#### PROMPT
Copy out the listing below line for line, leaving out the pictures.

#### DATASET EXTRACT
++++++++

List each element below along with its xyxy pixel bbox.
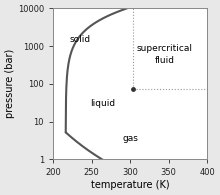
Text: solid: solid [70, 35, 91, 44]
Y-axis label: pressure (bar): pressure (bar) [5, 49, 15, 119]
Text: supercritical
fluid: supercritical fluid [137, 44, 193, 65]
Text: gas: gas [122, 134, 138, 143]
Text: liquid: liquid [90, 99, 115, 108]
X-axis label: temperature (K): temperature (K) [91, 180, 169, 190]
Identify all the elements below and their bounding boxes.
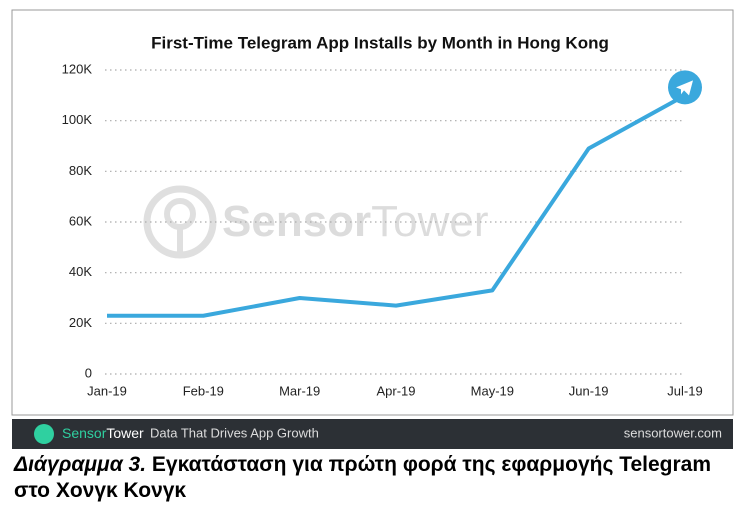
footer-bar	[12, 419, 733, 449]
caption: Διάγραμμα 3. Εγκατάσταση για πρώτη φορά …	[14, 452, 734, 504]
chart: SensorTower First-Time Telegram App Inst…	[11, 9, 734, 449]
watermark-bold: Sensor	[222, 197, 371, 246]
y-tick-label: 60K	[69, 213, 92, 228]
y-tick-label: 100K	[62, 112, 93, 127]
footer-tagline: Data That Drives App Growth	[150, 425, 319, 440]
y-tick-label: 0	[85, 365, 92, 380]
y-tick-label: 20K	[69, 315, 92, 330]
footer-logo	[34, 424, 54, 444]
x-tick-label: Jun-19	[569, 383, 609, 398]
caption-label: Διάγραμμα 3.	[14, 453, 147, 476]
caption-text: Εγκατάσταση για πρώτη φορά της εφαρμογής…	[14, 453, 712, 502]
x-tick-label: Mar-19	[279, 383, 320, 398]
line	[107, 93, 686, 318]
x-tick-label: Feb-19	[183, 383, 224, 398]
y-tick-label: 40K	[69, 264, 92, 279]
x-tick-label: Jan-19	[87, 383, 127, 398]
footer-url: sensortower.com	[624, 425, 722, 440]
watermark: SensorTower	[143, 185, 489, 259]
x-tick-label: Apr-19	[376, 383, 415, 398]
x-tick-label: May-19	[471, 383, 514, 398]
footer-brand-bold: Sensor	[62, 425, 107, 441]
footer-brand-light: Tower	[106, 425, 144, 441]
svg-text:SensorTower: SensorTower	[222, 197, 489, 246]
watermark-light: Tower	[371, 197, 488, 246]
chart-frame	[11, 9, 734, 416]
y-tick-label: 120K	[62, 61, 93, 76]
svg-text:SensorTower: SensorTower	[62, 425, 144, 441]
telegram-icon	[668, 70, 702, 105]
y-tick-label: 80K	[69, 163, 92, 178]
chart-title: First-Time Telegram App Installs by Mont…	[151, 33, 609, 52]
x-tick-label: Jul-19	[667, 383, 702, 398]
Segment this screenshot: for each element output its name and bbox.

++++++++

#### SOLUTION FOR THIS TASK
List each element below along with its xyxy pixel bbox.
Text: solid: solid [70, 35, 91, 44]
Y-axis label: pressure (bar): pressure (bar) [5, 49, 15, 119]
Text: supercritical
fluid: supercritical fluid [137, 44, 193, 65]
Text: gas: gas [122, 134, 138, 143]
Text: liquid: liquid [90, 99, 115, 108]
X-axis label: temperature (K): temperature (K) [91, 180, 169, 190]
Identify all the elements below and their bounding boxes.
footer-bar	[12, 419, 733, 449]
caption: Διάγραμμα 3. Εγκατάσταση για πρώτη φορά …	[14, 452, 734, 504]
chart: SensorTower First-Time Telegram App Inst…	[11, 9, 734, 449]
watermark-bold: Sensor	[222, 197, 371, 246]
y-tick-label: 60K	[69, 213, 92, 228]
y-tick-label: 100K	[62, 112, 93, 127]
footer-tagline: Data That Drives App Growth	[150, 425, 319, 440]
y-tick-label: 0	[85, 365, 92, 380]
y-tick-label: 20K	[69, 315, 92, 330]
footer-logo	[34, 424, 54, 444]
x-tick-label: Jun-19	[569, 383, 609, 398]
caption-label: Διάγραμμα 3.	[14, 453, 147, 476]
caption-text: Εγκατάσταση για πρώτη φορά της εφαρμογής…	[14, 453, 712, 502]
x-tick-label: Mar-19	[279, 383, 320, 398]
line	[107, 93, 686, 318]
x-tick-label: Feb-19	[183, 383, 224, 398]
y-tick-label: 40K	[69, 264, 92, 279]
x-tick-label: Jan-19	[87, 383, 127, 398]
footer-url: sensortower.com	[624, 425, 722, 440]
watermark: SensorTower	[143, 185, 489, 259]
x-tick-label: Apr-19	[376, 383, 415, 398]
x-tick-label: May-19	[471, 383, 514, 398]
footer-brand-bold: Sensor	[62, 425, 107, 441]
footer-brand-light: Tower	[106, 425, 144, 441]
svg-text:SensorTower: SensorTower	[222, 197, 489, 246]
watermark-light: Tower	[371, 197, 488, 246]
chart-frame	[11, 9, 734, 416]
y-tick-label: 120K	[62, 61, 93, 76]
svg-text:SensorTower: SensorTower	[62, 425, 144, 441]
telegram-icon	[668, 70, 702, 105]
y-tick-label: 80K	[69, 163, 92, 178]
chart-title: First-Time Telegram App Installs by Mont…	[151, 33, 609, 52]
x-tick-label: Jul-19	[667, 383, 702, 398]
Segment this screenshot: for each element output its name and bbox.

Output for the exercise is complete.